Copy out every line exactly, passing over the pictures.

** start Excerpted data **

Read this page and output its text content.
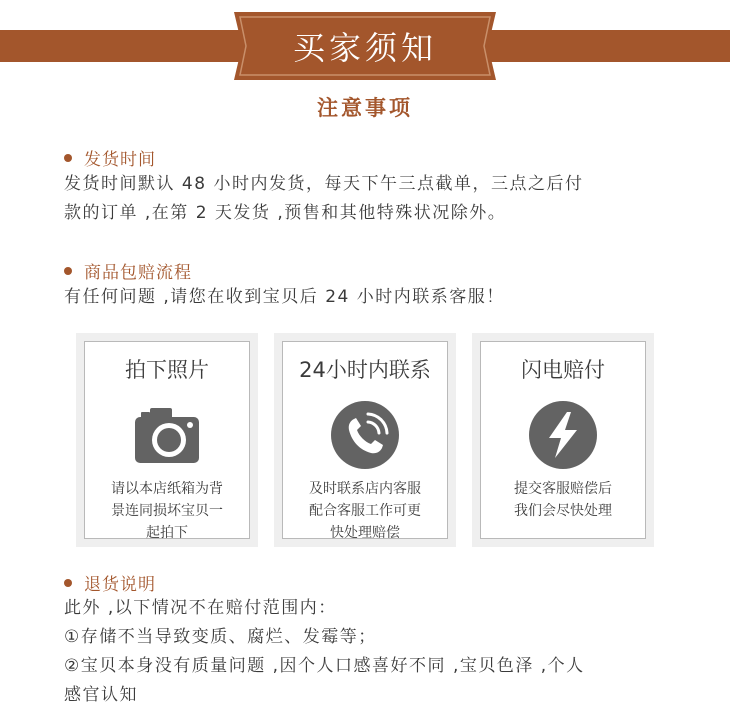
买家须知
注意事项
发货时间
发货时间默认 48 小时内发货，每天下午三点截单，三点之后付
款的订单 ,在第 2 天发货 ,预售和其他特殊状况除外。
商品包赔流程
有任何问题 ,请您在收到宝贝后 24 小时内联系客服！
拍下照片
请以本店纸箱为背
景连同损坏宝贝一
起拍下
24小时内联系
及时联系店内客服
配合客服工作可更
快处理赔偿
闪电赔付
提交客服赔偿后
我们会尽快处理
退货说明
此外 ,以下情况不在赔付范围内：
①存储不当导致变质、腐烂、发霉等；
②宝贝本身没有质量问题 ,因个人口感喜好不同 ,宝贝色泽 ,个人
感官认知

** end Excerpted data **

> **Exercise solution**:
Read this page and output its text content.
买家须知
注意事项
发货时间
发货时间默认 48 小时内发货，每天下午三点截单，三点之后付
款的订单 ,在第 2 天发货 ,预售和其他特殊状况除外。
商品包赔流程
有任何问题 ,请您在收到宝贝后 24 小时内联系客服！
拍下照片
请以本店纸箱为背
景连同损坏宝贝一
起拍下
24小时内联系
及时联系店内客服
配合客服工作可更
快处理赔偿
闪电赔付
提交客服赔偿后
我们会尽快处理
退货说明
此外 ,以下情况不在赔付范围内：
①存储不当导致变质、腐烂、发霉等；
②宝贝本身没有质量问题 ,因个人口感喜好不同 ,宝贝色泽 ,个人
感官认知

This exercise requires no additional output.